***** Text block *****

Don't nuclear power plants produce waste which is highly problematic because it's hazardous and radioactive? I wouldn't call that clean. And SMRs generate even more waste than big nuclear plants.

[–] [email protected] 13 points 10 hours ago (2 children)

highly problematic because it's hazardous and radioactive?

Thing is, there's very little of that waste, with much less impact than say, burning coal.

Also, it's highly radioactive only when taken fresh out of reactor - this waste is stored in pools, until it decays. What you're left is weakly radioactive, long term waste that needs to be buried for a long time.

[–] [email protected] 2 points 1 hour ago

much less impact than say, burning coal.

Why compare to coal, not wind & solar + batteries.

[–] [email protected] 1 points 3 hours ago (1 children)

***** Record set *****

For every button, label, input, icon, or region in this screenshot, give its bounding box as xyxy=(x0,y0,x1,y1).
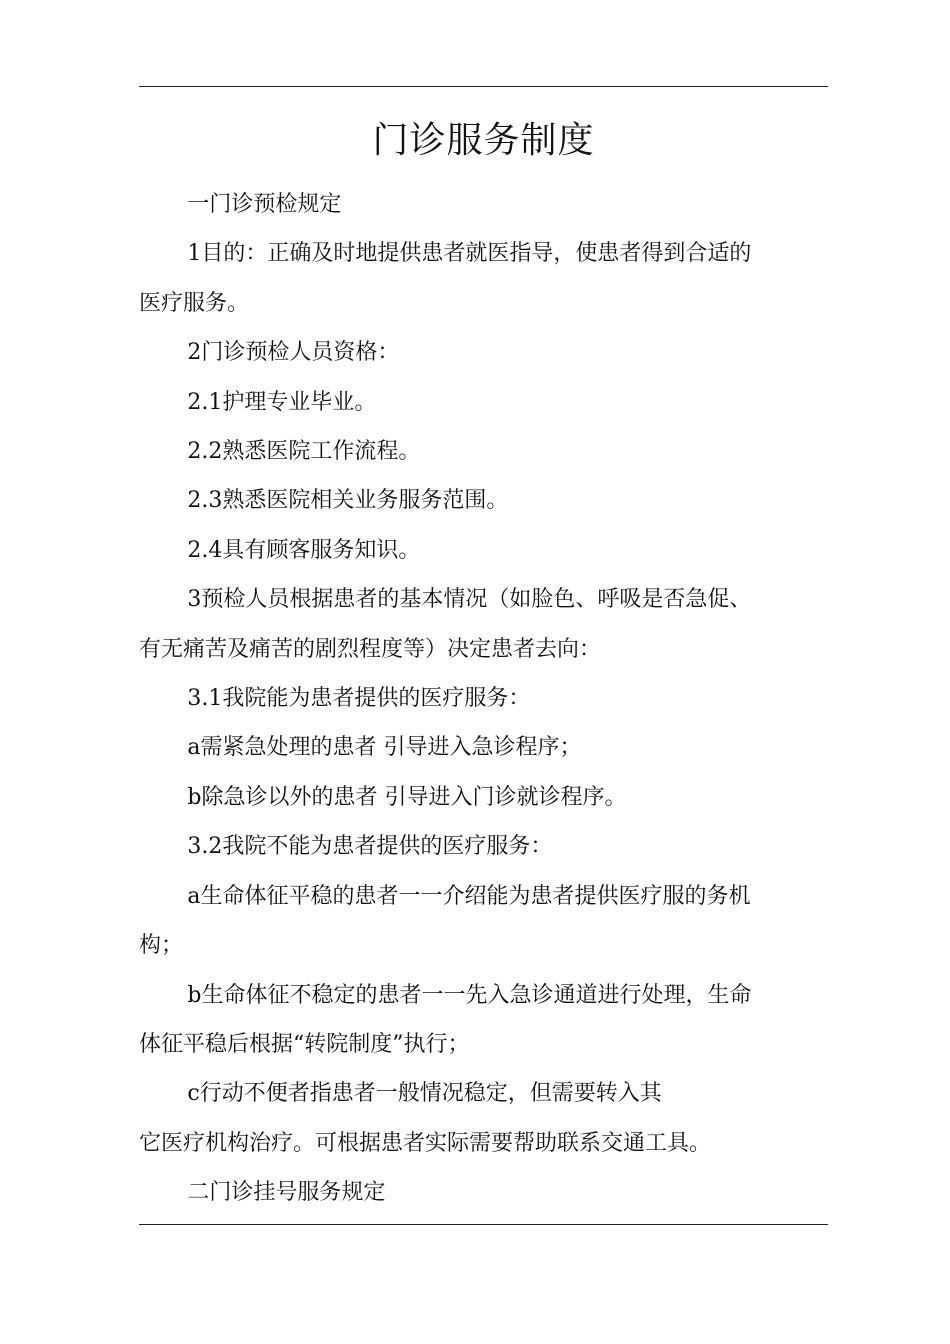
paragraph xyxy=(139,773,828,822)
paragraph xyxy=(139,872,828,971)
paragraph xyxy=(139,476,828,525)
paragraph xyxy=(139,971,828,1070)
paragraph-line: a需紧急处理的患者 引导进入急诊程序； xyxy=(187,735,582,761)
paragraph xyxy=(139,822,828,871)
paragraph-line: 2.2熟悉医院工作流程。 xyxy=(187,439,421,465)
paragraph-line: 体征平稳后根据“转院制度”执行； xyxy=(139,1031,470,1057)
paragraph-line: 二门诊挂号服务规定 xyxy=(187,1180,386,1206)
paragraph-line: c行动不便者指患者一般情况稳定，但需要转入其 xyxy=(187,1081,662,1107)
footer-rule xyxy=(139,1224,828,1225)
paragraph-line: 它医疗机构治疗。可根据患者实际需要帮助联系交通工具。 xyxy=(139,1130,712,1156)
paragraph xyxy=(139,427,828,476)
paragraph-line: b生命体征不稳定的患者一一先入急诊通道进行处理，生命 xyxy=(187,982,752,1008)
paragraph-line: 2.1护理专业毕业。 xyxy=(187,389,377,415)
paragraph-line: 2.3熟悉医院相关业务服务范围。 xyxy=(187,488,509,514)
paragraph-line: 3预检人员根据患者的基本情况（如脸色、呼吸是否急促、 xyxy=(187,587,752,613)
paragraph-line: 2.4具有顾客服务知识。 xyxy=(187,537,421,563)
paragraph-line: 2门诊预检人员资格： xyxy=(187,340,400,366)
paragraph xyxy=(139,378,828,427)
paragraph xyxy=(139,180,828,229)
paragraph xyxy=(139,575,828,674)
paragraph-line: 1目的：正确及时地提供患者就医指导，使患者得到合适的 xyxy=(187,241,752,267)
paragraph-line: 一门诊预检规定 xyxy=(187,192,342,217)
document-title: 门诊服务制度 xyxy=(372,120,595,161)
paragraph xyxy=(139,229,828,328)
paragraph xyxy=(139,723,828,772)
paragraph-line: 3.1我院能为患者提供的医疗服务： xyxy=(187,686,531,712)
paragraph-line: 3.2我院不能为患者提供的医疗服务： xyxy=(187,834,553,860)
header-rule xyxy=(139,86,828,87)
paragraph-line: 有无痛苦及痛苦的剧烈程度等）决定患者去向： xyxy=(139,636,602,662)
paragraph xyxy=(139,526,828,575)
paragraph xyxy=(139,1168,828,1217)
document-body xyxy=(139,180,828,1218)
paragraph xyxy=(139,1069,828,1168)
paragraph-line: a生命体征平稳的患者一一介绍能为患者提供医疗服的务机 xyxy=(187,883,751,909)
paragraph-line: 构； xyxy=(139,933,184,959)
paragraph-line: b除急诊以外的患者 引导进入门诊就诊程序。 xyxy=(187,784,627,810)
paragraph xyxy=(139,674,828,723)
paragraph xyxy=(139,328,828,377)
paragraph-line: 医疗服务。 xyxy=(139,290,250,316)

*****

* [What is asked]:
1: Please output the passage of the nuclear waste discussion starting at "Don't nuclear power" and ending at "ago (2 children)".
2: In the nuclear waste discussion, where is waste fresh out of the reactor kept until it decays?
3: Write the next part of the nuclear waste discussion, picking up after its last line.

* [Task responses]:
1:
Don't nuclear power plants produce waste which is highly problematic because it's hazardous and radioactive? I wouldn't call that clean. And SMRs generate even more waste than big nuclear plants.

[–] [email protected] 13 points 10 hours ago (2 children)

2: In pools.

3:
Adding to this. The waste has been used to fuel subsequent reactions and could be used to produce more power

[–] [email protected] 1 points 1 hour ago

I mean they seem to be still figuring this out... But isn't the whole SMR harardous waste after it got decommissioned? That depends a bit on the technology used. But that'd be a huge pile of mildly radioactive steel, plumbing and concrete in addition to the depleted fuel, which is highly radioactive. And as far as I know the re-use to get the rest of the energy out also isn't solved yet. I mean obviously that should be done. Only taking out parts of the energy and wasting the rest isn't very efficient.

[–] [email protected] 20 points 11 hours ago (1 children)

Burying the small amount of waste in a stable non-actively forming mountain for a few thousand years is 1000x better than burning things and putting them into the air.